> Task goal
Pull each line holding the word "High" from the data.

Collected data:
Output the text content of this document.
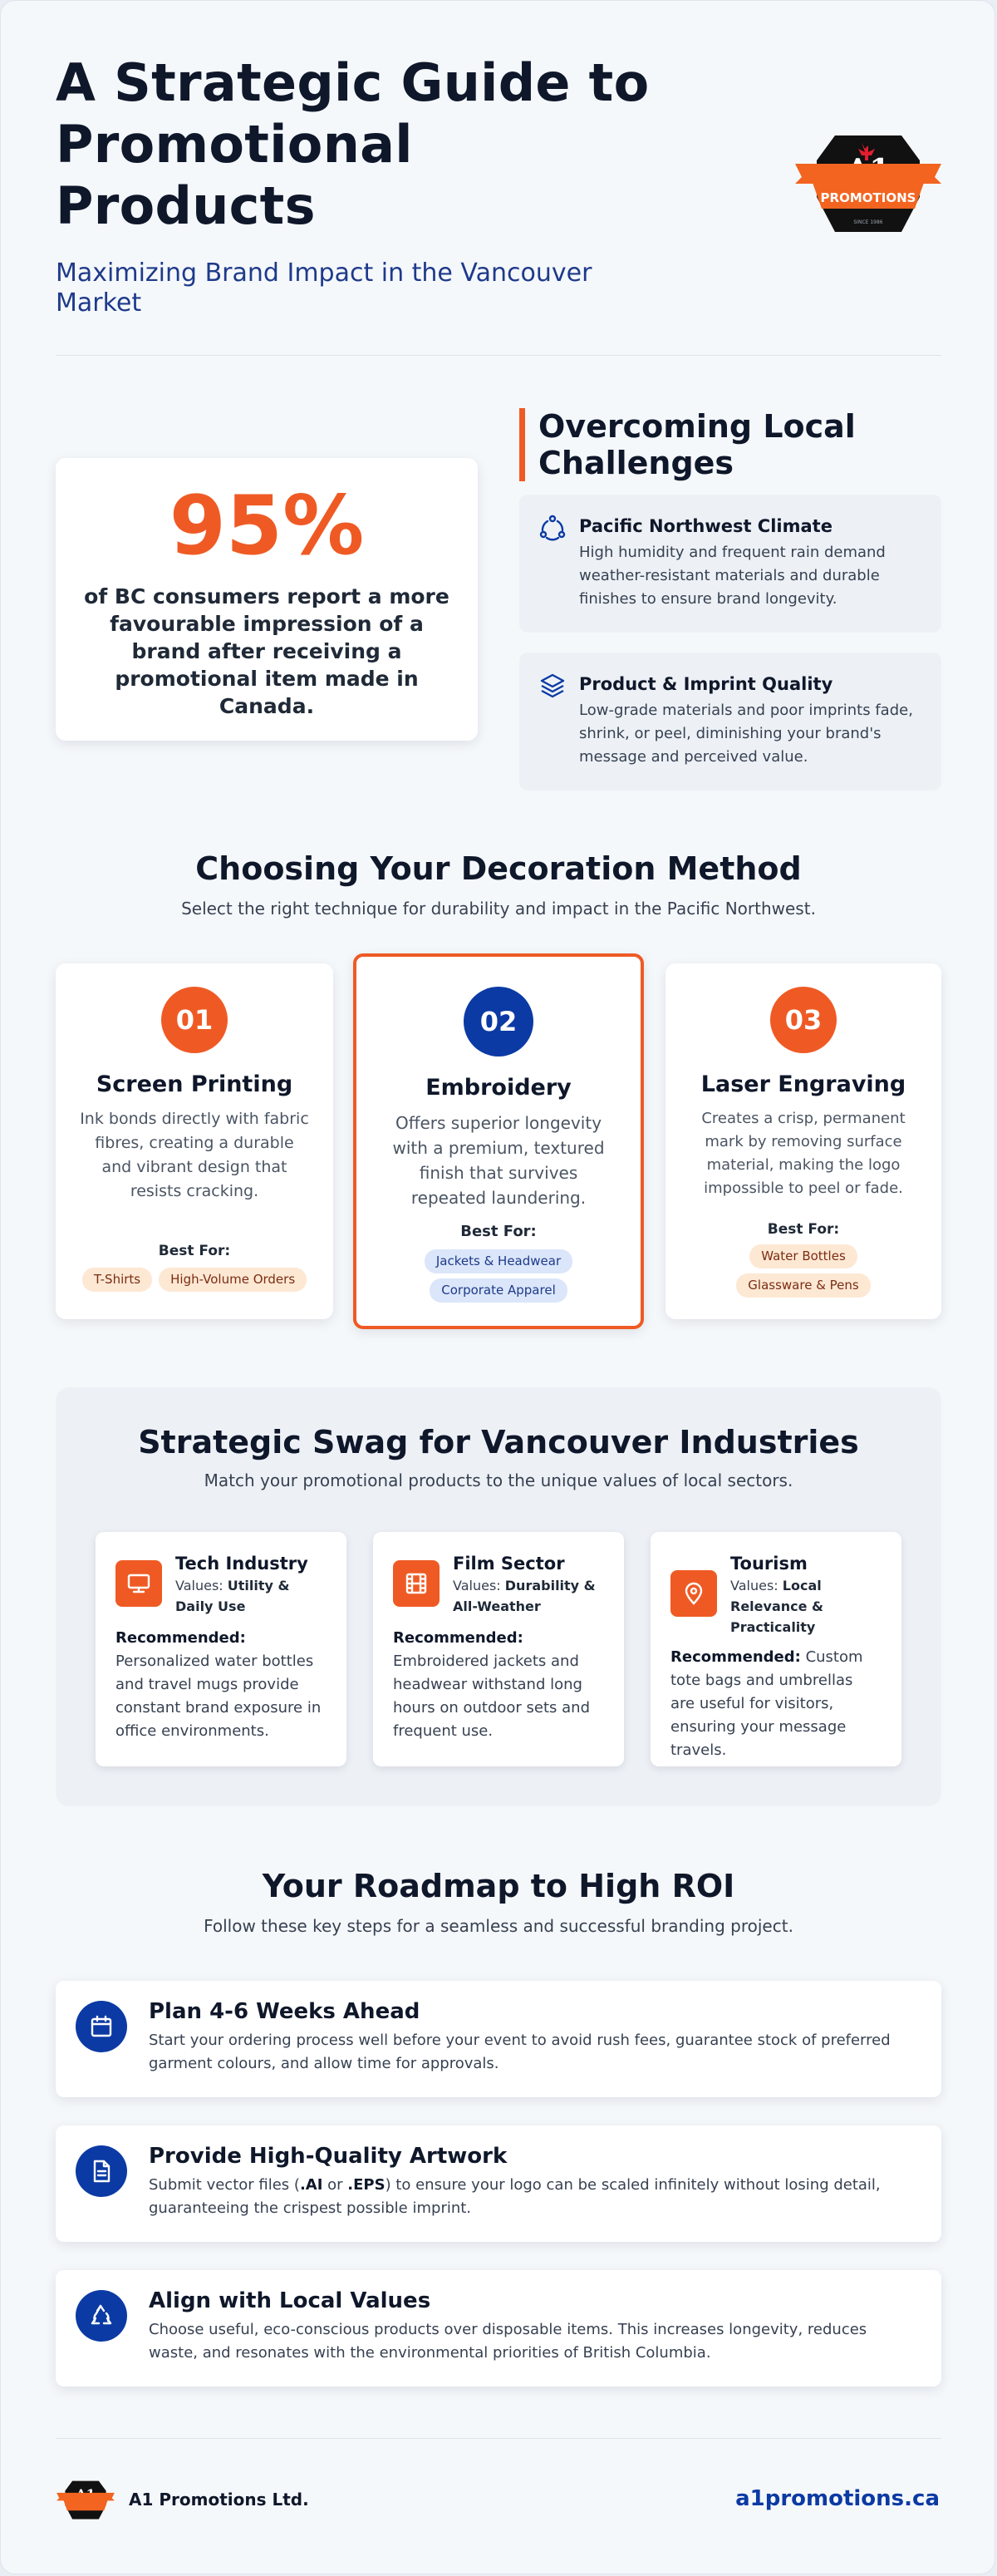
A Strategic Guide to Promotional Products
Maximizing Brand Impact in the Vancouver Market
PROMOTIONS
SINCE 1986
95%
of BC consumers report a more favourable impression of a brand after receiving a promotional item made in Canada.
Overcoming Local Challenges
Pacific Northwest Climate
High humidity and frequent rain demand weather-resistant materials and durable finishes to ensure brand longevity.
Product & Imprint Quality
Low-grade materials and poor imprints fade, shrink, or peel, diminishing your brand's message and perceived value.
Choosing Your Decoration Method
Select the right technique for durability and impact in the Pacific Northwest.
01
Screen Printing
Ink bonds directly with fabric fibres, creating a durable and vibrant design that resists cracking.
Best For:
T-Shirts High-Volume Orders
02
Embroidery
Offers superior longevity with a premium, textured finish that survives repeated laundering.
Best For:
Jackets & Headwear
Corporate Apparel
03
Laser Engraving
Creates a crisp, permanent mark by removing surface material, making the logo impossible to peel or fade.
Best For:
Water Bottles
Glassware & Pens
Strategic Swag for Vancouver Industries
Match your promotional products to the unique values of local sectors.
Tech Industry
Values: Utility & Daily Use
Recommended:
Personalized water bottles and travel mugs provide constant brand exposure in office environments.
Film Sector
Values: Durability & All-Weather
Recommended:
Embroidered jackets and headwear withstand long hours on outdoor sets and frequent use.
Tourism
Values: Local Relevance & Practicality
Recommended: Custom tote bags and umbrellas are useful for visitors, ensuring your message travels.
Your Roadmap to High ROI
Follow these key steps for a seamless and successful branding project.
Plan 4-6 Weeks Ahead
Start your ordering process well before your event to avoid rush fees, guarantee stock of preferred garment colours, and allow time for approvals.
Provide High-Quality Artwork
Submit vector files (.AI or .EPS) to ensure your logo can be scaled infinitely without losing detail, guaranteeing the crispest possible imprint.
Align with Local Values
Choose useful, eco-conscious products over disposable items. This increases longevity, reduces waste, and resonates with the environmental priorities of British Columbia.
A1 Promotions Ltd.	a1promotions.ca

> Task output
High humidity and frequent rain demand weather-resistant materials and durable finishes to ensure brand longevity.
T-Shirts High-Volume Orders
Your Roadmap to High ROI
Provide High-Quality Artwork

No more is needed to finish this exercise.